=== Written request ===
Copy every record below exactly as written, but leave out the pictures.

----

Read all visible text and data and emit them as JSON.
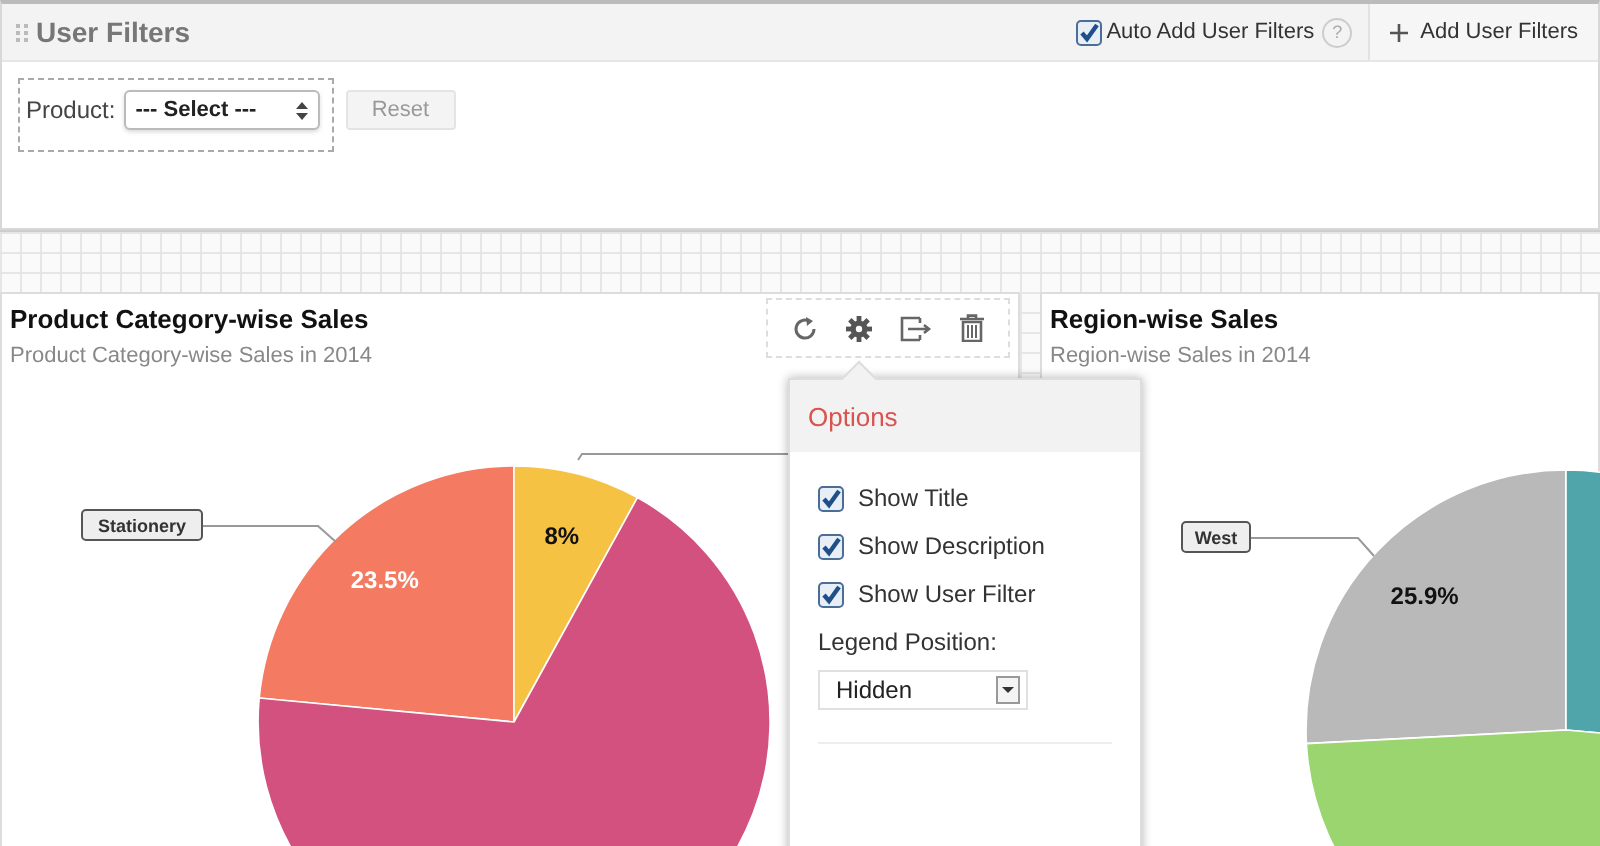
{
  "header": {
    "title": "User Filters",
    "auto_add": {
      "label": "Auto Add User Filters",
      "checked": true
    },
    "help": "?",
    "add_button": "Add User Filters"
  },
  "filters": [
    {
      "label": "Product:",
      "value": "--- Select ---"
    }
  ],
  "reset_button": "Reset",
  "charts": [
    {
      "title": "Product Category-wise Sales",
      "description": "Product Category-wise Sales in 2014",
      "slices": [
        {
          "color": "#f47b61",
          "label": "23.5%"
        },
        {
          "color": "#f6c244",
          "label": "8%"
        },
        {
          "color": "#d2517f"
        }
      ],
      "callouts": [
        "Stationery"
      ]
    },
    {
      "title": "Region-wise Sales",
      "description": "Region-wise Sales in 2014",
      "slices": [
        {
          "color": "#b9b9b9",
          "label": "25.9%"
        },
        {
          "color": "#4fa5aa"
        },
        {
          "color": "#9bd56f"
        }
      ],
      "callouts": [
        "West"
      ]
    }
  ],
  "options": {
    "title": "Options",
    "checkboxes": [
      {
        "label": "Show Title",
        "checked": true
      },
      {
        "label": "Show Description",
        "checked": true
      },
      {
        "label": "Show User Filter",
        "checked": true
      }
    ],
    "legend_label": "Legend Position:",
    "legend_value": "Hidden"
  }
}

----

=== Complete output ===
Read all visible text and data and emit them as JSON.
{
  "header": {
    "title": "User Filters",
    "auto_add": {
      "label": "Auto Add User Filters",
      "checked": true
    },
    "help": "?",
    "add_button": "Add User Filters"
  },
  "filters": [
    {
      "label": "Product:",
      "value": "--- Select ---"
    }
  ],
  "reset_button": "Reset",
  "charts": [
    {
      "title": "Product Category-wise Sales",
      "description": "Product Category-wise Sales in 2014",
      "slices": [
        {
          "color": "#f47b61",
          "label": "23.5%"
        },
        {
          "color": "#f6c244",
          "label": "8%"
        },
        {
          "color": "#d2517f"
        }
      ],
      "callouts": [
        "Stationery"
      ]
    },
    {
      "title": "Region-wise Sales",
      "description": "Region-wise Sales in 2014",
      "slices": [
        {
          "color": "#b9b9b9",
          "label": "25.9%"
        },
        {
          "color": "#4fa5aa"
        },
        {
          "color": "#9bd56f"
        }
      ],
      "callouts": [
        "West"
      ]
    }
  ],
  "options": {
    "title": "Options",
    "checkboxes": [
      {
        "label": "Show Title",
        "checked": true
      },
      {
        "label": "Show Description",
        "checked": true
      },
      {
        "label": "Show User Filter",
        "checked": true
      }
    ],
    "legend_label": "Legend Position:",
    "legend_value": "Hidden"
  }
}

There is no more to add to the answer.